▶ **Challenge**
Give the number of lines in the data that hold the word "icon", and nothing else.

(Data records)
** START **
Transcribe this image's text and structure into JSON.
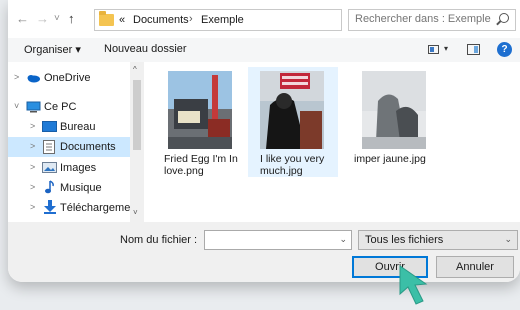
{
  "address": {
    "back": "←",
    "forward": "→",
    "recent": "˅",
    "up": "↑",
    "overflow": "«",
    "crumbs": [
      "Documents",
      "Exemple"
    ],
    "separator": "›",
    "dropdown": "⌄",
    "refresh": "↻"
  },
  "search": {
    "placeholder": "Rechercher dans : Exemple"
  },
  "toolbar": {
    "organize": "Organiser ▾",
    "new_folder": "Nouveau dossier",
    "help": "?",
    "view_dropdown": "▾"
  },
  "nav": {
    "items": [
      {
        "label": "OneDrive",
        "chevron": ">",
        "icon": "cloud-icon"
      },
      {
        "label": "Ce PC",
        "chevron": "˅",
        "icon": "computer-icon"
      },
      {
        "label": "Bureau",
        "chevron": ">",
        "icon": "desktop-icon"
      },
      {
        "label": "Documents",
        "chevron": ">",
        "icon": "documents-icon",
        "selected": true
      },
      {
        "label": "Images",
        "chevron": ">",
        "icon": "images-icon"
      },
      {
        "label": "Musique",
        "chevron": ">",
        "icon": "music-icon"
      },
      {
        "label": "Téléchargement",
        "chevron": ">",
        "icon": "download-icon"
      }
    ],
    "scroll_up": "^",
    "scroll_down": "˅"
  },
  "files": [
    {
      "name": "Fried Egg I'm In love.png",
      "selected": false
    },
    {
      "name": "I like you very much.jpg",
      "selected": true
    },
    {
      "name": "imper jaune.jpg",
      "selected": false
    }
  ],
  "footer": {
    "filename_label": "Nom du fichier :",
    "filename_value": "",
    "filename_drop": "⌄",
    "filetype": "Tous les fichiers",
    "filetype_drop": "⌄",
    "open": "Ouvrir",
    "cancel": "Annuler"
  },
  "colors": {
    "accent": "#0078d7",
    "selection": "#cce8ff",
    "cursor": "#3bbfa7"
  }
}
** END **
▶ **Exercise answer**
7